EXTRAIT DU TEXTE –
####################
Ce disque, qui sort le 16 septembre, débarque après presque trois années de transition pour Lomepal. Fin 2019, il décide de quitter les réseaux sociaux et de se mettre au vert pour éviter le burn-out. « J'prends plus d'appels, je lis plus aucun message », il dit sur Tee, le premier single. Antoine Valentinelli s’éloigne aussi des « mauvais côtés de la célébrité » (sic) et tente de démêler tout ce qui se passe dans sa tête. Une reconfiguration en profondeur pour retrouver le souffle créatif — Antoine se met au solfège, au piano et à la guitare —, une remise en question sur le sens de sa vie et son métier — « qu’est-ce que je vais raconter ? » — et une nouvelle page à écrire en laissant au placard les baskets du rap pour enfiler un perfecto. Exit aussi les featurings, l’autotune et les sons formatés pour la radio.
Pour changer d’ambiance, Lomepal s’est entouré de quatre musiciens : Pierrick Devin (qui est aussi son producteur), Louis-Gabriel Gonzales, Aymeric Westrich et Guillaume Ferran. Ça lui donne un nouvel élan, mais aussi une nouvelle dynamique de groupe pour créer un son « live » plus brut, plus rock. Voire même punk sur scène. Les années soixante deviennent sa source d’inspiration. Les Beatles, le Velvet, Hendrix et Bowie sa nouvelle bible. Lomepal fait un saut dans le passé pour tracer les contours de son futur. « C’est une époque que je n’ai pas connue. J’idéalise quelque chose. Je lisais beaucoup d’interviews, des Beatles notamment. Ça m’animait. C’est ça qui m’a donné envie de faire ce disque, le désir d’aller explorer cette matière vivante », a confié le Parisien au journal La Provence.
Les instruments prennent une place de choix. La batterie est laissée telle qu’elle sonne, les basses sont souvent menaçantes, sa voix est plus brute et les riffs de guitare jalonnent le disque, que ce soit sur les deux premiers singles de l’album — Tee et Auburn — mais également sur le frénétique 50°, autre moment très très fort de « Mauvais Ordre », produit en collaboration avec le Belge JeanJass et Mohave. Si Lomepal pousse le chant sur certains titres dans une ambiance acoustique — notamment sur Maladie Moderne et Crystal, deux titres dispensables —, sa manière de poser reste ancrée dans le hip hop, avec un phrasé entre la nonchalance et le placement à la virgule près, maîtrisé et pensé pour atteindre sa cible avec précision.
####################
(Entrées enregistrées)
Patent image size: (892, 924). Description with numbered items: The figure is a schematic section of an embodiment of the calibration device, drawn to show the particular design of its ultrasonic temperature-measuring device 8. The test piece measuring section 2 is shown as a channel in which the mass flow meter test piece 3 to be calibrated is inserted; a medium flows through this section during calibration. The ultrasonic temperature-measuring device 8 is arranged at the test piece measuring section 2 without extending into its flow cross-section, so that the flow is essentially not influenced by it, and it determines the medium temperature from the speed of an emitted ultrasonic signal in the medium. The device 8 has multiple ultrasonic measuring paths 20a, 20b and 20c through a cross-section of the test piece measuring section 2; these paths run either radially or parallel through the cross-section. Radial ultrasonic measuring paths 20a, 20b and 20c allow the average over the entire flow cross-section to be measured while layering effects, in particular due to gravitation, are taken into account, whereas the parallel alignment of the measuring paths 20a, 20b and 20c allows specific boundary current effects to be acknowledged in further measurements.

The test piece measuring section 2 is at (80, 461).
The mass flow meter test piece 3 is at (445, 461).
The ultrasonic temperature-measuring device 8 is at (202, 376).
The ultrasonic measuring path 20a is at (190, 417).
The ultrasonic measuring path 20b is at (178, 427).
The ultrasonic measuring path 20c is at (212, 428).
####################
CONSIGNE –
Reproduisez le passage de l'article sur le disque de Lomepal qui commence aux mots « Pour changer d’ambiance, Lomepal » et s'arrête après « journal La Provence. ». Les données ne sont d'aucune utilité ici.

RÉSULTAT –
Pour changer d’ambiance, Lomepal s’est entouré de quatre musiciens : Pierrick Devin (qui est aussi son producteur), Louis-Gabriel Gonzales, Aymeric Westrich et Guillaume Ferran. Ça lui donne un nouvel élan, mais aussi une nouvelle dynamique de groupe pour créer un son « live » plus brut, plus rock. Voire même punk sur scène. Les années soixante deviennent sa source d’inspiration. Les Beatles, le Velvet, Hendrix et Bowie sa nouvelle bible. Lomepal fait un saut dans le passé pour tracer les contours de son futur. « C’est une époque que je n’ai pas connue. J’idéalise quelque chose. Je lisais beaucoup d’interviews, des Beatles notamment. Ça m’animait. C’est ça qui m’a donné envie de faire ce disque, le désir d’aller explorer cette matière vivante », a confié le Parisien au journal La Provence.